Description of the task
Copy every entry exactly as given, minus the images.

Records for the exercise
──────────────────────────────

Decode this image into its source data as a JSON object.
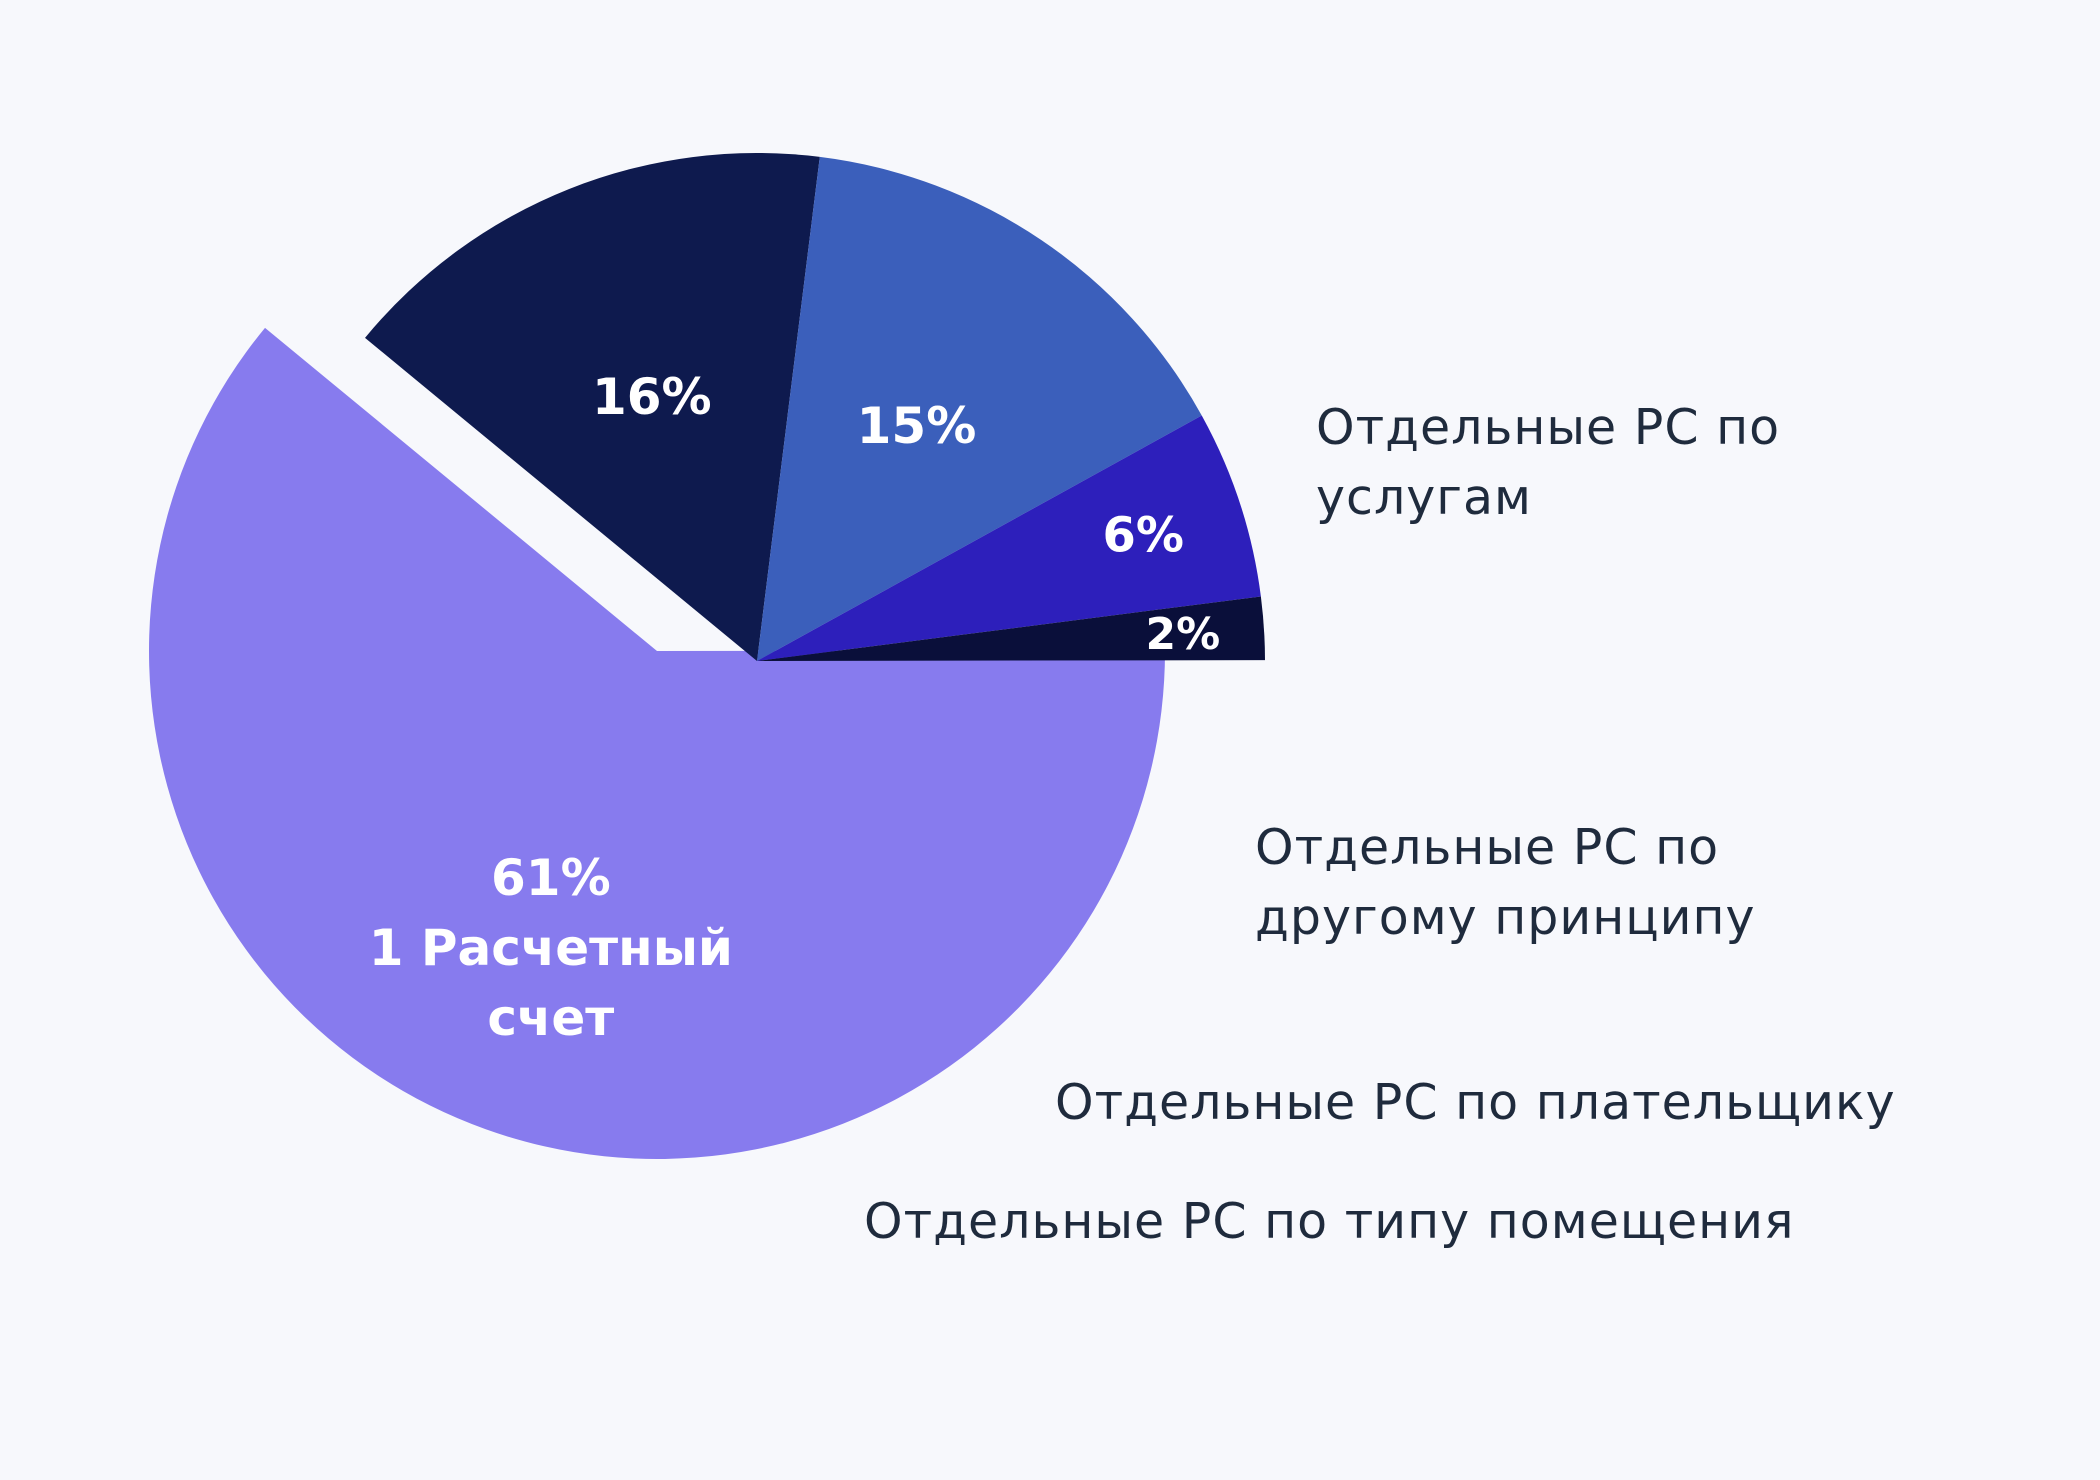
{
  "chart_data": {
    "type": "pie",
    "slices": [
      {
        "name": "1 Расчетный счет",
        "value": 61,
        "label": "61%",
        "caption": [
          "1 Расчетный",
          "счет"
        ],
        "color": "#877bee"
      },
      {
        "name": "Отдельные РС по услугам",
        "value": 16,
        "label": "16%",
        "legend": "Отдельные РС по услугам",
        "color": "#0e1a4e"
      },
      {
        "name": "Отдельные РС по другому принципу",
        "value": 15,
        "label": "15%",
        "legend": "Отдельные РС по другому принципу",
        "color": "#3b5fbb"
      },
      {
        "name": "Отдельные РС по плательщику",
        "value": 6,
        "label": "6%",
        "legend": "Отдельные РС по плательщику",
        "color": "#2d1fbb"
      },
      {
        "name": "Отдельные РС по типу помещения",
        "value": 2,
        "label": "2%",
        "legend": "Отдельные РС по типу помещения",
        "color": "#0a0f3a"
      }
    ]
  },
  "legend": [
    {
      "line1": "Отдельные РС по",
      "line2": "услугам"
    },
    {
      "line1": "Отдельные РС по",
      "line2": "другому принципу"
    },
    {
      "line1": "Отдельные РС по плательщику",
      "line2": ""
    },
    {
      "line1": "Отдельные РС по типу помещения",
      "line2": ""
    }
  ]
}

──────────────────────────────

Complete answer
Decode this image into its source data as a JSON object.
{
  "chart_data": {
    "type": "pie",
    "slices": [
      {
        "name": "1 Расчетный счет",
        "value": 61,
        "label": "61%",
        "caption": [
          "1 Расчетный",
          "счет"
        ],
        "color": "#877bee"
      },
      {
        "name": "Отдельные РС по услугам",
        "value": 16,
        "label": "16%",
        "legend": "Отдельные РС по услугам",
        "color": "#0e1a4e"
      },
      {
        "name": "Отдельные РС по другому принципу",
        "value": 15,
        "label": "15%",
        "legend": "Отдельные РС по другому принципу",
        "color": "#3b5fbb"
      },
      {
        "name": "Отдельные РС по плательщику",
        "value": 6,
        "label": "6%",
        "legend": "Отдельные РС по плательщику",
        "color": "#2d1fbb"
      },
      {
        "name": "Отдельные РС по типу помещения",
        "value": 2,
        "label": "2%",
        "legend": "Отдельные РС по типу помещения",
        "color": "#0a0f3a"
      }
    ]
  },
  "legend": [
    {
      "line1": "Отдельные РС по",
      "line2": "услугам"
    },
    {
      "line1": "Отдельные РС по",
      "line2": "другому принципу"
    },
    {
      "line1": "Отдельные РС по плательщику",
      "line2": ""
    },
    {
      "line1": "Отдельные РС по типу помещения",
      "line2": ""
    }
  ]
}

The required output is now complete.